## Dataset rows
* begin *

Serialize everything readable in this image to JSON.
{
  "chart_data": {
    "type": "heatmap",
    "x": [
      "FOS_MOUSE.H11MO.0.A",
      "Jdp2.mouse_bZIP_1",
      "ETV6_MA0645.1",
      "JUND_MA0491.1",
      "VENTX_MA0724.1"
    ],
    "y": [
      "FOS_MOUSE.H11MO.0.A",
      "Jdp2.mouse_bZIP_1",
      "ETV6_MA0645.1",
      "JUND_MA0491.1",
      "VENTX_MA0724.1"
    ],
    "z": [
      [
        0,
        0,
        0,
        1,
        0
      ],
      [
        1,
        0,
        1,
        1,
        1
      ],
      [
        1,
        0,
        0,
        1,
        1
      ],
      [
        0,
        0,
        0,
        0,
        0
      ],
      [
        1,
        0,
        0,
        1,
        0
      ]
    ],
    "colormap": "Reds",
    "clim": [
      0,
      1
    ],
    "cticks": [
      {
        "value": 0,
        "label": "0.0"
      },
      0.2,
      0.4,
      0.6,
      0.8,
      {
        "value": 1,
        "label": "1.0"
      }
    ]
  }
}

* end *

## Do this
Copy all the lines, exactly.

## Task answer
Serialize everything readable in this image to JSON.
{
  "chart_data": {
    "type": "heatmap",
    "x": [
      "FOS_MOUSE.H11MO.0.A",
      "Jdp2.mouse_bZIP_1",
      "ETV6_MA0645.1",
      "JUND_MA0491.1",
      "VENTX_MA0724.1"
    ],
    "y": [
      "FOS_MOUSE.H11MO.0.A",
      "Jdp2.mouse_bZIP_1",
      "ETV6_MA0645.1",
      "JUND_MA0491.1",
      "VENTX_MA0724.1"
    ],
    "z": [
      [
        0,
        0,
        0,
        1,
        0
      ],
      [
        1,
        0,
        1,
        1,
        1
      ],
      [
        1,
        0,
        0,
        1,
        1
      ],
      [
        0,
        0,
        0,
        0,
        0
      ],
      [
        1,
        0,
        0,
        1,
        0
      ]
    ],
    "colormap": "Reds",
    "clim": [
      0,
      1
    ],
    "cticks": [
      {
        "value": 0,
        "label": "0.0"
      },
      0.2,
      0.4,
      0.6,
      0.8,
      {
        "value": 1,
        "label": "1.0"
      }
    ]
  }
}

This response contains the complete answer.